Given records start
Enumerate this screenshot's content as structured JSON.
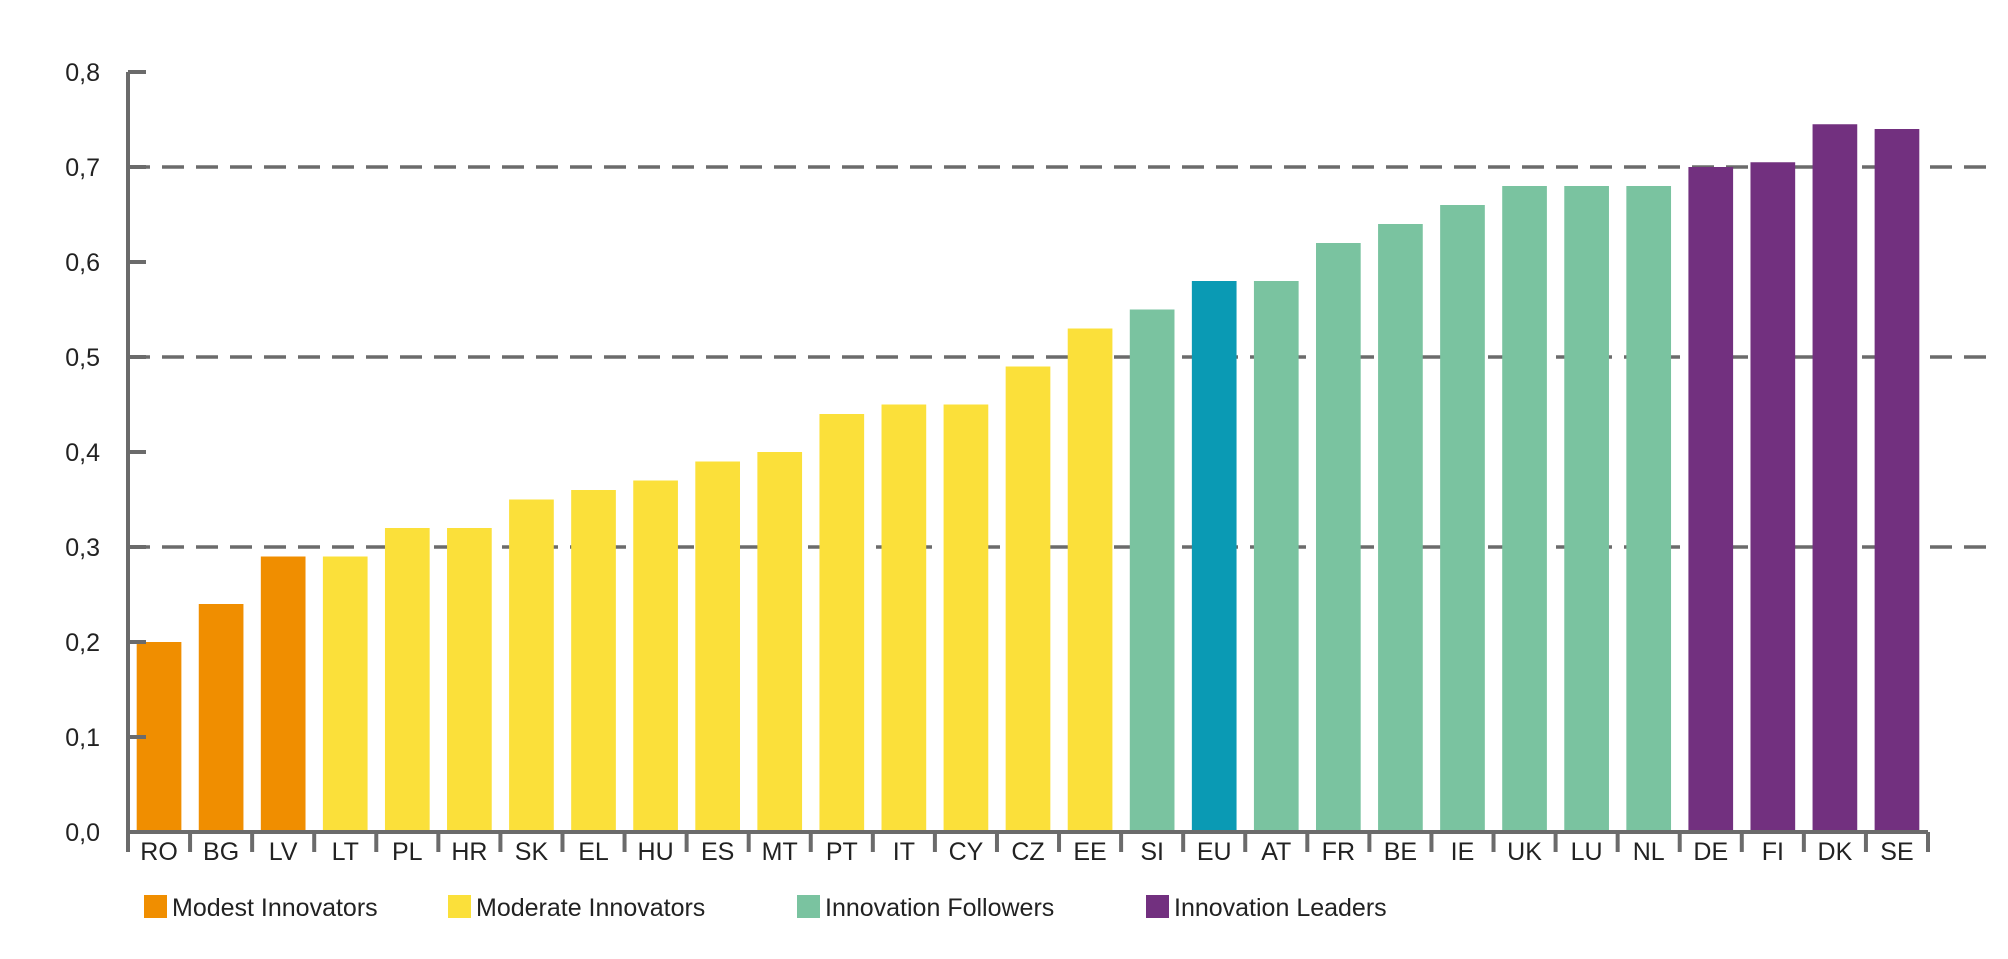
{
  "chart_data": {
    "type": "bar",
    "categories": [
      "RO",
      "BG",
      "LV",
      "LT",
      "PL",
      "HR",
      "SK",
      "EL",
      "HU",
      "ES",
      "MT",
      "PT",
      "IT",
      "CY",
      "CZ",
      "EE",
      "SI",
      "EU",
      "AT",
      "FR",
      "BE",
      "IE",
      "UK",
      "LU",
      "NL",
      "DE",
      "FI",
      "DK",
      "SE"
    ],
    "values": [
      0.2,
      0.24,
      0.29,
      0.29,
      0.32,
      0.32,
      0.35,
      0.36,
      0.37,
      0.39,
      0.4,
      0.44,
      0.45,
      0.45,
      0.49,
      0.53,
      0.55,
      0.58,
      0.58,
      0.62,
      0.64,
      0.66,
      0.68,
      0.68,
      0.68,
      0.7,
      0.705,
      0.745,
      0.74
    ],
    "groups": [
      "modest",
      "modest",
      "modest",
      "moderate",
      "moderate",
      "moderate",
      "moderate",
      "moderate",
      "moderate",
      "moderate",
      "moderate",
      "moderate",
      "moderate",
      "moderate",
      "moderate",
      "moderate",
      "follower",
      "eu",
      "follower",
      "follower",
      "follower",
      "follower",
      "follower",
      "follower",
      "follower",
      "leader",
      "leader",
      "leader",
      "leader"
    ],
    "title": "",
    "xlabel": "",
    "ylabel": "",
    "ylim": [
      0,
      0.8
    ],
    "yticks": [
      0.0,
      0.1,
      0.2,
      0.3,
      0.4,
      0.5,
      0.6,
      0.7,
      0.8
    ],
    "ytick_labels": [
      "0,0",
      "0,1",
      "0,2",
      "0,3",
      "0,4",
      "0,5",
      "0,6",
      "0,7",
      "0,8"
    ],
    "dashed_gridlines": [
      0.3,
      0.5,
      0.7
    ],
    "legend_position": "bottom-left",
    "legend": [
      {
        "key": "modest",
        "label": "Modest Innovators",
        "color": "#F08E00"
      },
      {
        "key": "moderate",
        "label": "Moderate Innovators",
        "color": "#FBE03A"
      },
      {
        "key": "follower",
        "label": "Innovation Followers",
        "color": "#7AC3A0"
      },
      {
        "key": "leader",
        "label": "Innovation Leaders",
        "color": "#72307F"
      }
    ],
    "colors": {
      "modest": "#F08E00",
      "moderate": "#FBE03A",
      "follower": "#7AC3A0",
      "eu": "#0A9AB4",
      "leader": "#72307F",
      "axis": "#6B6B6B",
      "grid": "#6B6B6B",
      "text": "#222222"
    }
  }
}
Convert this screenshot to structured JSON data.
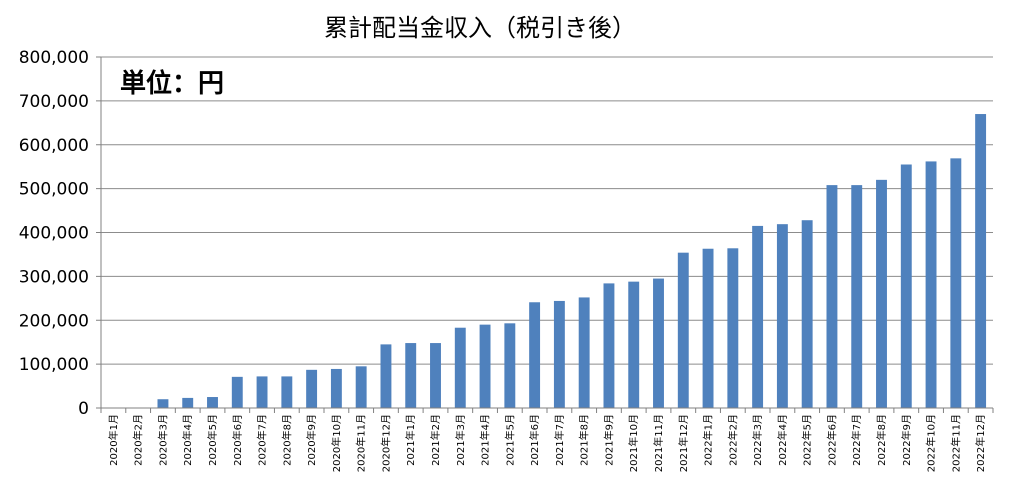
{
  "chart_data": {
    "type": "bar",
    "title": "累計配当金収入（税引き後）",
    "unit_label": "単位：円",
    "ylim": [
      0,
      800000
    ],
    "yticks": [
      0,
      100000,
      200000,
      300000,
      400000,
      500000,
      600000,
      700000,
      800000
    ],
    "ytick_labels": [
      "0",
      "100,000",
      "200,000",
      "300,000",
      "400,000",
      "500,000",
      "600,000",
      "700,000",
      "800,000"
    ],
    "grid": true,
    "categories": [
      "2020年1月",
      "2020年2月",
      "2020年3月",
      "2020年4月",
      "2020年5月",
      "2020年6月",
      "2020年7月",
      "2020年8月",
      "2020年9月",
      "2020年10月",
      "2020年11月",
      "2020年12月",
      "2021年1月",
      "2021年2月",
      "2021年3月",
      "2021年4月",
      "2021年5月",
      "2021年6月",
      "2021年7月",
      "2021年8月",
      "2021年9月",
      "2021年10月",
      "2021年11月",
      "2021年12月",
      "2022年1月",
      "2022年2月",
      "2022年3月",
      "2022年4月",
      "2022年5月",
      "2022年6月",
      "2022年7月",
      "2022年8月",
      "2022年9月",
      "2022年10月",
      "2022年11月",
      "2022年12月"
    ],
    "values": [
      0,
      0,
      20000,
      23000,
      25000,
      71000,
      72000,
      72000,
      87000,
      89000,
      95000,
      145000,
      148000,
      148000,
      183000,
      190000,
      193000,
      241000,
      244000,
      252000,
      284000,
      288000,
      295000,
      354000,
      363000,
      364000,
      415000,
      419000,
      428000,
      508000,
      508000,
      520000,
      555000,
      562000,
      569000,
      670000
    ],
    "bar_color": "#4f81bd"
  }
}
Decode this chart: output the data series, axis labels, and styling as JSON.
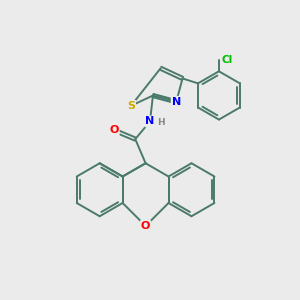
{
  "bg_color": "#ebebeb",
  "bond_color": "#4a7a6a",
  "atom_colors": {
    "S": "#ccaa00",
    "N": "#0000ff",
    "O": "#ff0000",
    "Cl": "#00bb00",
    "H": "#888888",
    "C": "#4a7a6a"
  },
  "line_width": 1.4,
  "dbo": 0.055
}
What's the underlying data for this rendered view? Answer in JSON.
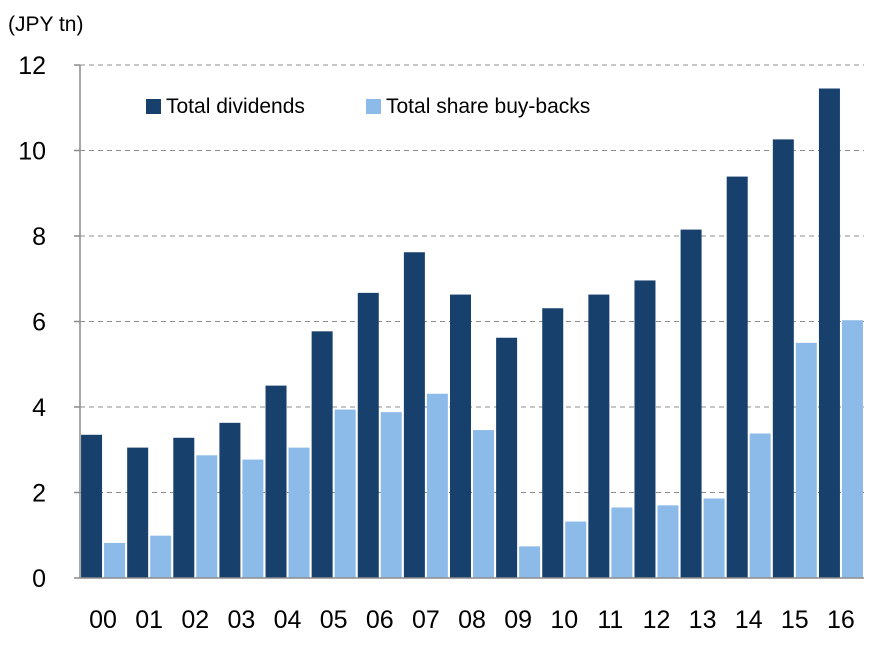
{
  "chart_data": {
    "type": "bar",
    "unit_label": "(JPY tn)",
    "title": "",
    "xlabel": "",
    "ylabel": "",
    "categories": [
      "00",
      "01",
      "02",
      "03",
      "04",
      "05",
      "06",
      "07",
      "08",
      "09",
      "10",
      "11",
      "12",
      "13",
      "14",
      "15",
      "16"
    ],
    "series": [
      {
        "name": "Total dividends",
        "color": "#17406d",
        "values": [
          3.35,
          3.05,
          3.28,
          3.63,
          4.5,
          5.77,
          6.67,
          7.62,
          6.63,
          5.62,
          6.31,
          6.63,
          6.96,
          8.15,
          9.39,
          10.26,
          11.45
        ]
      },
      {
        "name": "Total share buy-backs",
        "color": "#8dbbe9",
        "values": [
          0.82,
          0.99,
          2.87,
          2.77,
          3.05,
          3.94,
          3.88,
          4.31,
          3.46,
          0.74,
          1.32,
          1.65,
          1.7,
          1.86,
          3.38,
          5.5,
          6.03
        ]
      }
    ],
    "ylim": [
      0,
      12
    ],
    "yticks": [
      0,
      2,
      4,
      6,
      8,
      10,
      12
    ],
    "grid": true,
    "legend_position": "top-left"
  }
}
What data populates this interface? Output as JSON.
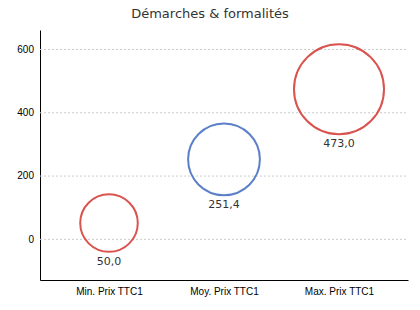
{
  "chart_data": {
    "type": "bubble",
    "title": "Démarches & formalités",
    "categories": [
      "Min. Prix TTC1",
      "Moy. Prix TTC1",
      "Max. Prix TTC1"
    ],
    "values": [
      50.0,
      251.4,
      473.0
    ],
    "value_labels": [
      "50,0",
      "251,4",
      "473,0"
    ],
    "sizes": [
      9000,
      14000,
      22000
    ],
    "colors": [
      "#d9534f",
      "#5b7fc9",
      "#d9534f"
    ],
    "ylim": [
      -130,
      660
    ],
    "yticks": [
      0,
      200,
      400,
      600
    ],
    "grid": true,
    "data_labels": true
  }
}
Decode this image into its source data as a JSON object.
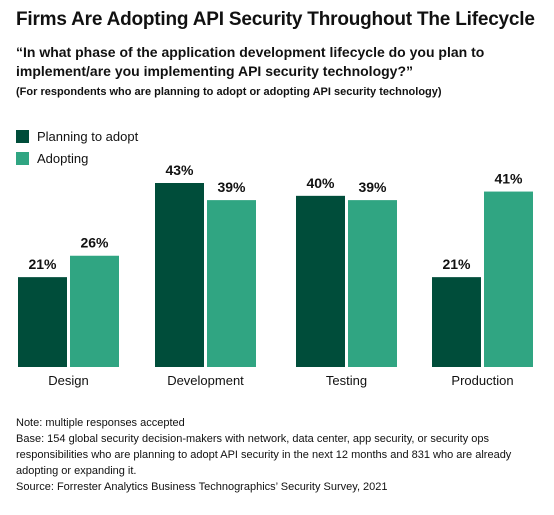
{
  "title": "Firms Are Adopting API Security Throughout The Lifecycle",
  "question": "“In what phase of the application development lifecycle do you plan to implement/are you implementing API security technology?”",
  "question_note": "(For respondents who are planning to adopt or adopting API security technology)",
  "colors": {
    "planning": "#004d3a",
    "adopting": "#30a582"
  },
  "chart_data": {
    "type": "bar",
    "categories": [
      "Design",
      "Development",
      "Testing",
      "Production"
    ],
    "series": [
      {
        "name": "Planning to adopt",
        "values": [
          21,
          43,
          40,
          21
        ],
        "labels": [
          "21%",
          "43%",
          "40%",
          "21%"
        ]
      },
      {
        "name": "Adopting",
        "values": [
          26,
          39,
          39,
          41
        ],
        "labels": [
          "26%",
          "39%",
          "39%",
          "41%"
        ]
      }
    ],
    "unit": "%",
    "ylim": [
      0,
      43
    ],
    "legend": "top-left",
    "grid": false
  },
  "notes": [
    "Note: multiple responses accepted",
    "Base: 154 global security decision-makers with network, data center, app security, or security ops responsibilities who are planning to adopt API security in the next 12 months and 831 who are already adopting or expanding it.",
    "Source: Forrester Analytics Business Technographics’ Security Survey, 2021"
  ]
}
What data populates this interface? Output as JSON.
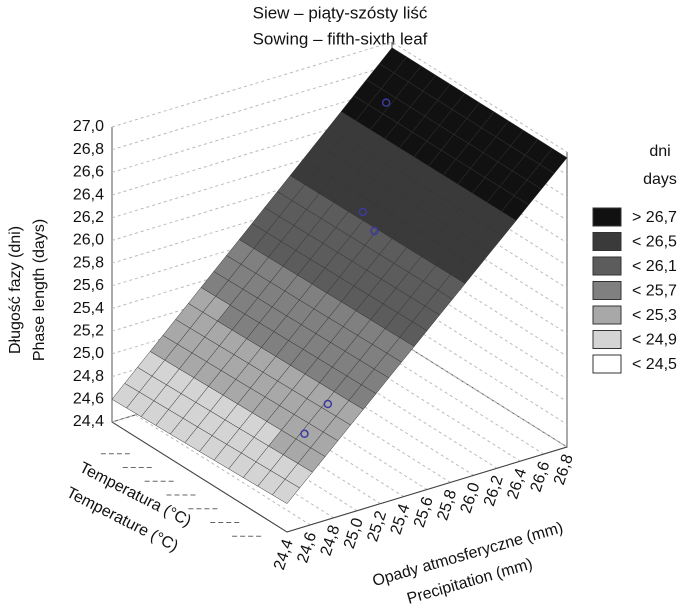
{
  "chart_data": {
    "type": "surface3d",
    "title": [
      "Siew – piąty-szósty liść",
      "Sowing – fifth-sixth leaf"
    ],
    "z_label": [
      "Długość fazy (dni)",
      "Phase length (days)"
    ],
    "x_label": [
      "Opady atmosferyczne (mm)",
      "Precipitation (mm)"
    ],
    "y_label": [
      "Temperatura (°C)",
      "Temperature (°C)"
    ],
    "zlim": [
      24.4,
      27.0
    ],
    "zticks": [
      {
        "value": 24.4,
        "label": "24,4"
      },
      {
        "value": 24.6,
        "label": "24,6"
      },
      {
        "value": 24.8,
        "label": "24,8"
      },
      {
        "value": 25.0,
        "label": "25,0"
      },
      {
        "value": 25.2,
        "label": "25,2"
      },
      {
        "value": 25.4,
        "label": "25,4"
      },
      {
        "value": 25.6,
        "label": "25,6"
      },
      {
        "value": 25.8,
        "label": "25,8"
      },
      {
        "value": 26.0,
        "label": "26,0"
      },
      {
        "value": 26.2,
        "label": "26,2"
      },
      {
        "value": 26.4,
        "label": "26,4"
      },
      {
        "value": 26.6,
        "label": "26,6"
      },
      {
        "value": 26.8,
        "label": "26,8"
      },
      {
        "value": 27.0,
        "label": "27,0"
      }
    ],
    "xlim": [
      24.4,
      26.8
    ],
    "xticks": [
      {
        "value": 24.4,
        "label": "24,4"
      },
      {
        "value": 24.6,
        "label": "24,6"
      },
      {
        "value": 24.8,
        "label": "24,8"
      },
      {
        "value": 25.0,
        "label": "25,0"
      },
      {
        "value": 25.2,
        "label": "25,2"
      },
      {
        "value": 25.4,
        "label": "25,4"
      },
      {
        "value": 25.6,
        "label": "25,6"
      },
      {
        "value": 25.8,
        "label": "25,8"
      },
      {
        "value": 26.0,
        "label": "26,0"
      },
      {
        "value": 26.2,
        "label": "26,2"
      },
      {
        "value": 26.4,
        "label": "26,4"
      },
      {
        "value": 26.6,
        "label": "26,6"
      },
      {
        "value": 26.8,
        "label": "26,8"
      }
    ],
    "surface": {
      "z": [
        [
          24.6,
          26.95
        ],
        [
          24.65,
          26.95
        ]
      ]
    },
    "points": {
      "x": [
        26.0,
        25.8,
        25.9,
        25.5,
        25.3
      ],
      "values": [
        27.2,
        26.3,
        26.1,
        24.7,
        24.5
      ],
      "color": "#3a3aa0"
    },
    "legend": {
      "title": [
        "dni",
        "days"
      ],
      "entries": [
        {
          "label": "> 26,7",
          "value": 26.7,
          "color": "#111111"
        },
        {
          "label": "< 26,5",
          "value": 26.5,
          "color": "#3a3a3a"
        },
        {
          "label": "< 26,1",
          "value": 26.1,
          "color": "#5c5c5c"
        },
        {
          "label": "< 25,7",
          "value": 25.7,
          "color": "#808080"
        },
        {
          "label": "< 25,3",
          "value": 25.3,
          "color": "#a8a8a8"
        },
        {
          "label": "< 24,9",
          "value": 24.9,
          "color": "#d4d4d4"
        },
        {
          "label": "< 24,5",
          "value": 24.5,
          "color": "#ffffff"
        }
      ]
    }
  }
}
Given records end
Task instructions — Search the data for "this" and list every line in which it occurs.

Reply to the task —
Enumerate this screenshot's content as structured JSON.
Convert this screenshot to structured JSON data.
Decode this chart: output the data series, axis labels, and styling as JSON.
What's the underlying data for this rendered view? Answer in JSON.
What data populates this interface? Output as JSON.
Decode this image into its source data as a JSON object.
What data populates this interface? Output as JSON.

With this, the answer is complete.